__STATED TASK__.
Write out the data again in full, exactly as it reads.

— START —

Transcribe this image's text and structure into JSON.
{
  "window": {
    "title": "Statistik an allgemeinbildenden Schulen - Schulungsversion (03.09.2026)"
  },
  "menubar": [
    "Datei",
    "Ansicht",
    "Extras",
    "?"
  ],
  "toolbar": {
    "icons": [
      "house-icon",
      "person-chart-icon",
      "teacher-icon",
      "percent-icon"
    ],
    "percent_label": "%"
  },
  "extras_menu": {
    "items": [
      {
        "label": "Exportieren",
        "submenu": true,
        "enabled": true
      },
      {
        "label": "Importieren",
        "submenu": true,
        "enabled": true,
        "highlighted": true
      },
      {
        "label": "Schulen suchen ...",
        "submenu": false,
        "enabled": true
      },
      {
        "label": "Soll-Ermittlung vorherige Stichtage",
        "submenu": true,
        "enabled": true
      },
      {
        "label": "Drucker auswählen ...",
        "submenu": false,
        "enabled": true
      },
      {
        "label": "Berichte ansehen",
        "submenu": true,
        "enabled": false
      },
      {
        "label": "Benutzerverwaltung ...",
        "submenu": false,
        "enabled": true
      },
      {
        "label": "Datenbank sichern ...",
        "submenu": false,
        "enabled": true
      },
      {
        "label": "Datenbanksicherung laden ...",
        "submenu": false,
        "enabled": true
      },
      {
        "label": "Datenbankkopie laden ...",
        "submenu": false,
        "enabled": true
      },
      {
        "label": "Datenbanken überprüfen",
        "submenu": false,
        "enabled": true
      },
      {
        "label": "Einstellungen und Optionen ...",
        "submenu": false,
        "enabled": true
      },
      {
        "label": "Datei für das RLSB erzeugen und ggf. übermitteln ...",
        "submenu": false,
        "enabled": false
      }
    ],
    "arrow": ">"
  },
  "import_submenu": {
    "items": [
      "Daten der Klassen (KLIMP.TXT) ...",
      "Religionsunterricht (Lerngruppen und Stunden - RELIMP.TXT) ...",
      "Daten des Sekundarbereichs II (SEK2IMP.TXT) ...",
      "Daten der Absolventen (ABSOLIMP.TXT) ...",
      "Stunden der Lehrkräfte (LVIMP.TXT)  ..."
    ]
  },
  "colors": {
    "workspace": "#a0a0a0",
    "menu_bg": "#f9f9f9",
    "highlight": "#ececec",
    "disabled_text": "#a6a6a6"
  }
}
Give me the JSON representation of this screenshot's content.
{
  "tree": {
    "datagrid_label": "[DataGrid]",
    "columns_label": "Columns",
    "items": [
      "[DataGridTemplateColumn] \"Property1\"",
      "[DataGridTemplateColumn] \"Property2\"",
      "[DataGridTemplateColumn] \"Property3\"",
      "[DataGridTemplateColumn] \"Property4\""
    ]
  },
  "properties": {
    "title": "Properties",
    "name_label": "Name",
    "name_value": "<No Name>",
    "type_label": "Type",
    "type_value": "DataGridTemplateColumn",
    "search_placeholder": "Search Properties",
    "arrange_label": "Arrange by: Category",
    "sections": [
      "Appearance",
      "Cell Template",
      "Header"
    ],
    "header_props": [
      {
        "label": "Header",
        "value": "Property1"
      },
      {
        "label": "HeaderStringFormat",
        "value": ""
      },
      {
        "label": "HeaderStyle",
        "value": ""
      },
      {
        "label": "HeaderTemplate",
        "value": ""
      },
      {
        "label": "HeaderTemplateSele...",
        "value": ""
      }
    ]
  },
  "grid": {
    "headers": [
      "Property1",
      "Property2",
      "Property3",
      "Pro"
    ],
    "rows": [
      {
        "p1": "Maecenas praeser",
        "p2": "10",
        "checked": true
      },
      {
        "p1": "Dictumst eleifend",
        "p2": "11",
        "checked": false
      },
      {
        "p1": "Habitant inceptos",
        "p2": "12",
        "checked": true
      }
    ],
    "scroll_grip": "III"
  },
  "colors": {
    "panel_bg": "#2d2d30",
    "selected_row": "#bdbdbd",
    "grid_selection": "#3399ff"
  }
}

— END —

__WRITTEN ANSWER__.
Transcribe this image's text and structure into JSON.
{
  "window": {
    "title": "Statistik an allgemeinbildenden Schulen - Schulungsversion (03.09.2026)"
  },
  "menubar": [
    "Datei",
    "Ansicht",
    "Extras",
    "?"
  ],
  "toolbar": {
    "icons": [
      "house-icon",
      "person-chart-icon",
      "teacher-icon",
      "percent-icon"
    ],
    "percent_label": "%"
  },
  "extras_menu": {
    "items": [
      {
        "label": "Exportieren",
        "submenu": true,
        "enabled": true
      },
      {
        "label": "Importieren",
        "submenu": true,
        "enabled": true,
        "highlighted": true
      },
      {
        "label": "Schulen suchen ...",
        "submenu": false,
        "enabled": true
      },
      {
        "label": "Soll-Ermittlung vorherige Stichtage",
        "submenu": true,
        "enabled": true
      },
      {
        "label": "Drucker auswählen ...",
        "submenu": false,
        "enabled": true
      },
      {
        "label": "Berichte ansehen",
        "submenu": true,
        "enabled": false
      },
      {
        "label": "Benutzerverwaltung ...",
        "submenu": false,
        "enabled": true
      },
      {
        "label": "Datenbank sichern ...",
        "submenu": false,
        "enabled": true
      },
      {
        "label": "Datenbanksicherung laden ...",
        "submenu": false,
        "enabled": true
      },
      {
        "label": "Datenbankkopie laden ...",
        "submenu": false,
        "enabled": true
      },
      {
        "label": "Datenbanken überprüfen",
        "submenu": false,
        "enabled": true
      },
      {
        "label": "Einstellungen und Optionen ...",
        "submenu": false,
        "enabled": true
      },
      {
        "label": "Datei für das RLSB erzeugen und ggf. übermitteln ...",
        "submenu": false,
        "enabled": false
      }
    ],
    "arrow": ">"
  },
  "import_submenu": {
    "items": [
      "Daten der Klassen (KLIMP.TXT) ...",
      "Religionsunterricht (Lerngruppen und Stunden - RELIMP.TXT) ...",
      "Daten des Sekundarbereichs II (SEK2IMP.TXT) ...",
      "Daten der Absolventen (ABSOLIMP.TXT) ...",
      "Stunden der Lehrkräfte (LVIMP.TXT)  ..."
    ]
  },
  "colors": {
    "workspace": "#a0a0a0",
    "menu_bg": "#f9f9f9",
    "highlight": "#ececec",
    "disabled_text": "#a6a6a6"
  }
}
Give me the JSON representation of this screenshot's content.
{
  "tree": {
    "datagrid_label": "[DataGrid]",
    "columns_label": "Columns",
    "items": [
      "[DataGridTemplateColumn] \"Property1\"",
      "[DataGridTemplateColumn] \"Property2\"",
      "[DataGridTemplateColumn] \"Property3\"",
      "[DataGridTemplateColumn] \"Property4\""
    ]
  },
  "properties": {
    "title": "Properties",
    "name_label": "Name",
    "name_value": "<No Name>",
    "type_label": "Type",
    "type_value": "DataGridTemplateColumn",
    "search_placeholder": "Search Properties",
    "arrange_label": "Arrange by: Category",
    "sections": [
      "Appearance",
      "Cell Template",
      "Header"
    ],
    "header_props": [
      {
        "label": "Header",
        "value": "Property1"
      },
      {
        "label": "HeaderStringFormat",
        "value": ""
      },
      {
        "label": "HeaderStyle",
        "value": ""
      },
      {
        "label": "HeaderTemplate",
        "value": ""
      },
      {
        "label": "HeaderTemplateSele...",
        "value": ""
      }
    ]
  },
  "grid": {
    "headers": [
      "Property1",
      "Property2",
      "Property3",
      "Pro"
    ],
    "rows": [
      {
        "p1": "Maecenas praeser",
        "p2": "10",
        "checked": true
      },
      {
        "p1": "Dictumst eleifend",
        "p2": "11",
        "checked": false
      },
      {
        "p1": "Habitant inceptos",
        "p2": "12",
        "checked": true
      }
    ],
    "scroll_grip": "III"
  },
  "colors": {
    "panel_bg": "#2d2d30",
    "selected_row": "#bdbdbd",
    "grid_selection": "#3399ff"
  }
}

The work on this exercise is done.